▸ Set task
Exactly as written, print each record in the listing.

____

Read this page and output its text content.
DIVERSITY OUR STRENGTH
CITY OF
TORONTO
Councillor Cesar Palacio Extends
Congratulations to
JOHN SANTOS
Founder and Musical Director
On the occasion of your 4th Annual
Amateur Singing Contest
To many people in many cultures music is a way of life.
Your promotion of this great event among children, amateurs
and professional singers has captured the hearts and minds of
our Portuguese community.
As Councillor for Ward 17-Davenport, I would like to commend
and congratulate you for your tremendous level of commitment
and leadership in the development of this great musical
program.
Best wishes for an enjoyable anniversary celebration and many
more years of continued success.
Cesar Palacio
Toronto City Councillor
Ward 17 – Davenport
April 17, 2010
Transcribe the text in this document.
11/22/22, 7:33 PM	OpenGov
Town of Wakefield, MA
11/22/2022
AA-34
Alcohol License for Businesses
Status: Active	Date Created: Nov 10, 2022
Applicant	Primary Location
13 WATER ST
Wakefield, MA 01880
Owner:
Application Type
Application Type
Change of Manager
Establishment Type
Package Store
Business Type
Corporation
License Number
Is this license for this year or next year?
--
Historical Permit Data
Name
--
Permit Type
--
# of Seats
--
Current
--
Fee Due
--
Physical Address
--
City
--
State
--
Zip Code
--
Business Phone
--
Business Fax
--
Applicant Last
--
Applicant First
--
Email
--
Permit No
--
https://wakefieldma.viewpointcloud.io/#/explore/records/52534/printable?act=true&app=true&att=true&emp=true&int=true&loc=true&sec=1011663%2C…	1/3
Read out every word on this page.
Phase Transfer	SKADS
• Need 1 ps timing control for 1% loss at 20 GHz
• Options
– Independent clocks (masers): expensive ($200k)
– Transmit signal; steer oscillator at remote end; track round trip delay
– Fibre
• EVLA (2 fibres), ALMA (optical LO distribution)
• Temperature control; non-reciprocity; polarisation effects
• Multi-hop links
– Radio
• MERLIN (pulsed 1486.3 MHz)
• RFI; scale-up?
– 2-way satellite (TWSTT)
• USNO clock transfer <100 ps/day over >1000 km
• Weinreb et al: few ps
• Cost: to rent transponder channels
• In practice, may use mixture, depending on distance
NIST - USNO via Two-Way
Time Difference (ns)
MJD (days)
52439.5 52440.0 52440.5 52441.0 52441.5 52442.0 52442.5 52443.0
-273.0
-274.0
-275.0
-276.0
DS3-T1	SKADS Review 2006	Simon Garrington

____

▸ Exercise answer
Read this page and output its text content.
DIVERSITY OUR STRENGTH
CITY OF
TORONTO
Councillor Cesar Palacio Extends
Congratulations to
JOHN SANTOS
Founder and Musical Director
On the occasion of your 4th Annual
Amateur Singing Contest
To many people in many cultures music is a way of life.
Your promotion of this great event among children, amateurs
and professional singers has captured the hearts and minds of
our Portuguese community.
As Councillor for Ward 17-Davenport, I would like to commend
and congratulate you for your tremendous level of commitment
and leadership in the development of this great musical
program.
Best wishes for an enjoyable anniversary celebration and many
more years of continued success.
Cesar Palacio
Toronto City Councillor
Ward 17 – Davenport
April 17, 2010
Transcribe the text in this document.
11/22/22, 7:33 PM	OpenGov
Town of Wakefield, MA
11/22/2022
AA-34
Alcohol License for Businesses
Status: Active	Date Created: Nov 10, 2022
Applicant	Primary Location
13 WATER ST
Wakefield, MA 01880
Owner:
Application Type
Application Type
Change of Manager
Establishment Type
Package Store
Business Type
Corporation
License Number
Is this license for this year or next year?
--
Historical Permit Data
Name
--
Permit Type
--
# of Seats
--
Current
--
Fee Due
--
Physical Address
--
City
--
State
--
Zip Code
--
Business Phone
--
Business Fax
--
Applicant Last
--
Applicant First
--
Email
--
Permit No
--
https://wakefieldma.viewpointcloud.io/#/explore/records/52534/printable?act=true&app=true&att=true&emp=true&int=true&loc=true&sec=1011663%2C…	1/3
Read out every word on this page.
Phase Transfer	SKADS
• Need 1 ps timing control for 1% loss at 20 GHz
• Options
– Independent clocks (masers): expensive ($200k)
– Transmit signal; steer oscillator at remote end; track round trip delay
– Fibre
• EVLA (2 fibres), ALMA (optical LO distribution)
• Temperature control; non-reciprocity; polarisation effects
• Multi-hop links
– Radio
• MERLIN (pulsed 1486.3 MHz)
• RFI; scale-up?
– 2-way satellite (TWSTT)
• USNO clock transfer <100 ps/day over >1000 km
• Weinreb et al: few ps
• Cost: to rent transponder channels
• In practice, may use mixture, depending on distance
NIST - USNO via Two-Way
Time Difference (ns)
MJD (days)
52439.5 52440.0 52440.5 52441.0 52441.5 52442.0 52442.5 52443.0
-273.0
-274.0
-275.0
-276.0
DS3-T1	SKADS Review 2006	Simon Garrington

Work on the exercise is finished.